Exercise instructions: Using the entries that follow, collect the lines where the word "writing" appears.
** begin **
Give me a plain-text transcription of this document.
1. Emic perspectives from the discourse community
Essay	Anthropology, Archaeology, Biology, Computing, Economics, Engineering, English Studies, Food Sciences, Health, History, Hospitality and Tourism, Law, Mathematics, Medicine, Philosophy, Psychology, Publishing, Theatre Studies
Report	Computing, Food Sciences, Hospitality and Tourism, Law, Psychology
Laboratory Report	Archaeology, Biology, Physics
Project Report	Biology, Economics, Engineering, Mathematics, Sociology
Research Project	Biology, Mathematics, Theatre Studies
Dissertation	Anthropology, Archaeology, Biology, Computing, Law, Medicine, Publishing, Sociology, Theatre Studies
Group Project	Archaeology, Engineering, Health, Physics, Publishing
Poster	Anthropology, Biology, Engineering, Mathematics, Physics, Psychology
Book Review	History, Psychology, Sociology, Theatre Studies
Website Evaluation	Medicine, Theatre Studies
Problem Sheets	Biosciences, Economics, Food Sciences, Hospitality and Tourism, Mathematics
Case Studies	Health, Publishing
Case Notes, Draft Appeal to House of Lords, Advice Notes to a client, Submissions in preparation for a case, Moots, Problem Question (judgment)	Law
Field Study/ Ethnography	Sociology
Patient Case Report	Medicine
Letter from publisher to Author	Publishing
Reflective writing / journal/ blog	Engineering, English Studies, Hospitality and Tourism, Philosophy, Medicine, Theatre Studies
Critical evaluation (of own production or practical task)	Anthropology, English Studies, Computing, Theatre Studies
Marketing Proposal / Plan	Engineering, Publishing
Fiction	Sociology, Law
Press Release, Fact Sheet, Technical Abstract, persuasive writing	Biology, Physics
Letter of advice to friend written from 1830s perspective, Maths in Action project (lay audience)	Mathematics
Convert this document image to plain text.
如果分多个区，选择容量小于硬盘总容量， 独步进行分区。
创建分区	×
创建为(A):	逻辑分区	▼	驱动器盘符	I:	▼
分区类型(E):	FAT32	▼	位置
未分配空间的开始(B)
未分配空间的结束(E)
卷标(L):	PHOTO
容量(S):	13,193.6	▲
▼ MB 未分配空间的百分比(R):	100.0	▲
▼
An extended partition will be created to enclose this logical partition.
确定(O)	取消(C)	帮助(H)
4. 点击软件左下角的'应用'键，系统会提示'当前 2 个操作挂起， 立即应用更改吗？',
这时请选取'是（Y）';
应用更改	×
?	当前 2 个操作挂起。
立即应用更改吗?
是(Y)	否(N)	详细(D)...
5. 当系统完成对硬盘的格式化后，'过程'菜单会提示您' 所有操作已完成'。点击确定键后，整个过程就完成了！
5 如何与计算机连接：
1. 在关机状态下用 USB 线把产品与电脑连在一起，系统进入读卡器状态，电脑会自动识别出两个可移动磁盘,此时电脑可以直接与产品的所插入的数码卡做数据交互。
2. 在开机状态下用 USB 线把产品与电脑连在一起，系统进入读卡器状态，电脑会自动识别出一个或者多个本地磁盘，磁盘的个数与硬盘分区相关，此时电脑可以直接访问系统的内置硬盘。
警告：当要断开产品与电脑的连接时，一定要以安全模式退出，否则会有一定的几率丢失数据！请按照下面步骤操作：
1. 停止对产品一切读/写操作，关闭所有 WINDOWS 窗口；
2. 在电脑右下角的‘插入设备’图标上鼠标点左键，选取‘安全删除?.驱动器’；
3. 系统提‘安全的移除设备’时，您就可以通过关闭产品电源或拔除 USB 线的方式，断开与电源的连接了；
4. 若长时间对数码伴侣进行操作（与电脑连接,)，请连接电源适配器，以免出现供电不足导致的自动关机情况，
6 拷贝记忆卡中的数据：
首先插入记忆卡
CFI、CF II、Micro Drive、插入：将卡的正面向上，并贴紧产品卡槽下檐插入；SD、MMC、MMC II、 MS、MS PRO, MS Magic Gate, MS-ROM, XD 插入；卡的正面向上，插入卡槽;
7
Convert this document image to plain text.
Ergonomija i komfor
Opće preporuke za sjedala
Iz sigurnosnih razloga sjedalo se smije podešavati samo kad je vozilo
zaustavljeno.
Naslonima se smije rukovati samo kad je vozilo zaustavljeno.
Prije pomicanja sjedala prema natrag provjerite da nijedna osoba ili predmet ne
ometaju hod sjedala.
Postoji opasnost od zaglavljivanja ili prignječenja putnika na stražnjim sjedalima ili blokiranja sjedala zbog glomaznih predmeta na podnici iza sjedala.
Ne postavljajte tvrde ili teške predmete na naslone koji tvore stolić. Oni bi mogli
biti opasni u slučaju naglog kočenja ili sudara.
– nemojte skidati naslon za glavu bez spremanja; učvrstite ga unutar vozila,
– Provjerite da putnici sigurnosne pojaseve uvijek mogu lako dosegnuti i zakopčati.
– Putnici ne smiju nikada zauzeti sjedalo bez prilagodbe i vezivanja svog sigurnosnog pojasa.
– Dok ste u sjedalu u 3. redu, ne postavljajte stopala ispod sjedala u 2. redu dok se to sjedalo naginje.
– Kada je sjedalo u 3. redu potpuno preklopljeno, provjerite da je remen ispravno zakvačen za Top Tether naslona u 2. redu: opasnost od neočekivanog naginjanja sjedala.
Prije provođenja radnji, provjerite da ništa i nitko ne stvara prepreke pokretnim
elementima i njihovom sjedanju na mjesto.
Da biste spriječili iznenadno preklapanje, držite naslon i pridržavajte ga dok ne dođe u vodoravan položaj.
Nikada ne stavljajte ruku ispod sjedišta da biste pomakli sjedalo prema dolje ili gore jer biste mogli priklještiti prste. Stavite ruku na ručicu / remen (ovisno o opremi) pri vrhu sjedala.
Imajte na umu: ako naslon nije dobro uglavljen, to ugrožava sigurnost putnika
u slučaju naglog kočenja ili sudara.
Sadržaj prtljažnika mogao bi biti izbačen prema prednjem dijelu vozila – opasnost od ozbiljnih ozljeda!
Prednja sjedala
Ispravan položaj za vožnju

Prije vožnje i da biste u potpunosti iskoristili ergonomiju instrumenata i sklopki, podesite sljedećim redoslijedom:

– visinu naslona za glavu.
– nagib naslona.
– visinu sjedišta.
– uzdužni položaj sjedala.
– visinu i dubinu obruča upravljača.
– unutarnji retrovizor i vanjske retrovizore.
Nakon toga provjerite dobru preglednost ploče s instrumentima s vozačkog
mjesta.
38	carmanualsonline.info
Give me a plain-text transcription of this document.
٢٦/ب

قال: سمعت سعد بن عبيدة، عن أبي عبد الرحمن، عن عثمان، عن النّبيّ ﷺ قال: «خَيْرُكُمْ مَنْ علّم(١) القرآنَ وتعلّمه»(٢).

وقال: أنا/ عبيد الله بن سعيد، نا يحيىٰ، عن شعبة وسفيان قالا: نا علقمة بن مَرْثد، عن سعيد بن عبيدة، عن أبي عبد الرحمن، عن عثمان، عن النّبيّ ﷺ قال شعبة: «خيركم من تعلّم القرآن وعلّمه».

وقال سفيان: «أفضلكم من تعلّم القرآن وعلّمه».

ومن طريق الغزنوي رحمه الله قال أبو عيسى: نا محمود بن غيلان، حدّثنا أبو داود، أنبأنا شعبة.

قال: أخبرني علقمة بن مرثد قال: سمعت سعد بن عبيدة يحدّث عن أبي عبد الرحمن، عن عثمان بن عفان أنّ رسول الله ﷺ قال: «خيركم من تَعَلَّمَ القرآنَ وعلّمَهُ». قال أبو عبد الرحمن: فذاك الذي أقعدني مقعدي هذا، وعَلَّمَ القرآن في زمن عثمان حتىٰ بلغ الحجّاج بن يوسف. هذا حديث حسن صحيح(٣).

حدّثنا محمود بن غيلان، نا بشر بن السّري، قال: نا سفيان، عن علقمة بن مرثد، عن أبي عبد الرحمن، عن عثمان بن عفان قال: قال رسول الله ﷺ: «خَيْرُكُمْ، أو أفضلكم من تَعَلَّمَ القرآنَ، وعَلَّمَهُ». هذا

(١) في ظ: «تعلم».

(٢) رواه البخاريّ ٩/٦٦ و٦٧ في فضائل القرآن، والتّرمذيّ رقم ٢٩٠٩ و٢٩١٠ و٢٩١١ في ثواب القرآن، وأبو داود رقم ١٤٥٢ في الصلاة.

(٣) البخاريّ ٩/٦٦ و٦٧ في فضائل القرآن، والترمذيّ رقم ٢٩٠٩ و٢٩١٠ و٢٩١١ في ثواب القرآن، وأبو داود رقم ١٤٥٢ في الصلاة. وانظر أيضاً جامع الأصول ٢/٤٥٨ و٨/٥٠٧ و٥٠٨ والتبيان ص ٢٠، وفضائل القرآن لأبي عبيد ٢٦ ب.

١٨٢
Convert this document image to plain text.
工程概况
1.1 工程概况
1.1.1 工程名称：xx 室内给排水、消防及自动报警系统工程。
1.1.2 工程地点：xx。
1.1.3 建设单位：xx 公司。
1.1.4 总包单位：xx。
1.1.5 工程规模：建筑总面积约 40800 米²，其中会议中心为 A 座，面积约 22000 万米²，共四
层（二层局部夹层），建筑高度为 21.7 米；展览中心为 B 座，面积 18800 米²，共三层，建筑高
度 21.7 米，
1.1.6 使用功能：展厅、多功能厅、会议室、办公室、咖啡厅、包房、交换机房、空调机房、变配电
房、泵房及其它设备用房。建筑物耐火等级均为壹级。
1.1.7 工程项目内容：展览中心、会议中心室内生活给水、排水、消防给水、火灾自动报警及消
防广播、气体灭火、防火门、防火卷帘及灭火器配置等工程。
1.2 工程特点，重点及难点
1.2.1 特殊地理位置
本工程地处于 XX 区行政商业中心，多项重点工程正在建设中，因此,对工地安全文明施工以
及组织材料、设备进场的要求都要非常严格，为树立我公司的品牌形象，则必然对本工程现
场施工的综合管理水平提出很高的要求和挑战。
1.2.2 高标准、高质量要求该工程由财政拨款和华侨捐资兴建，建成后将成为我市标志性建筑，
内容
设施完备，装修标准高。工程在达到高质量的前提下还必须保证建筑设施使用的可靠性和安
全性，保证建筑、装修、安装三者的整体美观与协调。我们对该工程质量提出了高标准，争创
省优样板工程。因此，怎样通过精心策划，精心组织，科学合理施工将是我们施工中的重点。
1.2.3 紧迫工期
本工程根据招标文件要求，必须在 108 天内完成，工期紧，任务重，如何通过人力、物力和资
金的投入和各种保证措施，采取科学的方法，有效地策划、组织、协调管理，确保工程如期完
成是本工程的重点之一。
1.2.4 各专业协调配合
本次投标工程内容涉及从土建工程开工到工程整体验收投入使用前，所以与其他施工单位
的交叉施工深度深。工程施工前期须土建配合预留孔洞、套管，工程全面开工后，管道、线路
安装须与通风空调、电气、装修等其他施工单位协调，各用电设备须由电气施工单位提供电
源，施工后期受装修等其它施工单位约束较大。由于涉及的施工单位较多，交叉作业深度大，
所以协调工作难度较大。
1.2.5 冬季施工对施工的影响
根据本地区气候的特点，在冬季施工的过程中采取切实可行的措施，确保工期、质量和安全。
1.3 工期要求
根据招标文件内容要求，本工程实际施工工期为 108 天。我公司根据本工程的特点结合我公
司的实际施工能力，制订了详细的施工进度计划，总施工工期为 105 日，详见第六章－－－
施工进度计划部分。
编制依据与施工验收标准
** end **
Expected answer:
Reflective writing / journal/ blog	Engineering, English Studies, Hospitality and Tourism, Philosophy, Medicine, Theatre Studies
Press Release, Fact Sheet, Technical Abstract, persuasive writing	Biology, Physics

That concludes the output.